Your instructions — Set down the records again. Every word and mark must match exactly.

Saved data entries:

__________

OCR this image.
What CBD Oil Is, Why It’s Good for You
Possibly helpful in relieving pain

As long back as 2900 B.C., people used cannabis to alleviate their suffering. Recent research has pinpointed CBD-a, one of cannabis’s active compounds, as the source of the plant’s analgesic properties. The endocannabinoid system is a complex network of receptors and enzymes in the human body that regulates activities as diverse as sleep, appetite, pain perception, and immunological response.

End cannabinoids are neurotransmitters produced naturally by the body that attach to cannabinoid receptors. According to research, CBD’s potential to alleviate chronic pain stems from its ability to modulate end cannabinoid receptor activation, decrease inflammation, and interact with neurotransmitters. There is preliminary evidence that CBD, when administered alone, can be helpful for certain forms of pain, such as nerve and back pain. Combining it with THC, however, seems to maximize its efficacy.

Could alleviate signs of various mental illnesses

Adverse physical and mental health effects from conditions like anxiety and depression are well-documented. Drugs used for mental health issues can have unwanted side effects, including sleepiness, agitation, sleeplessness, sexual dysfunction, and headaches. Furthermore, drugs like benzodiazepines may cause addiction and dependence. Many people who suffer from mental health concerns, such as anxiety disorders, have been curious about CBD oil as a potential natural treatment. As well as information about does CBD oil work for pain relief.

__________

Response —
OCR this image.
What CBD Oil Is, Why It’s Good for You
Possibly helpful in relieving pain

As long back as 2900 B.C., people used cannabis to alleviate their suffering. Recent research has pinpointed CBD-a, one of cannabis’s active compounds, as the source of the plant’s analgesic properties. The endocannabinoid system is a complex network of receptors and enzymes in the human body that regulates activities as diverse as sleep, appetite, pain perception, and immunological response.

End cannabinoids are neurotransmitters produced naturally by the body that attach to cannabinoid receptors. According to research, CBD’s potential to alleviate chronic pain stems from its ability to modulate end cannabinoid receptor activation, decrease inflammation, and interact with neurotransmitters. There is preliminary evidence that CBD, when administered alone, can be helpful for certain forms of pain, such as nerve and back pain. Combining it with THC, however, seems to maximize its efficacy.

Could alleviate signs of various mental illnesses

Adverse physical and mental health effects from conditions like anxiety and depression are well-documented. Drugs used for mental health issues can have unwanted side effects, including sleepiness, agitation, sleeplessness, sexual dysfunction, and headaches. Furthermore, drugs like benzodiazepines may cause addiction and dependence. Many people who suffer from mental health concerns, such as anxiety disorders, have been curious about CBD oil as a potential natural treatment. As well as information about does CBD oil work for pain relief.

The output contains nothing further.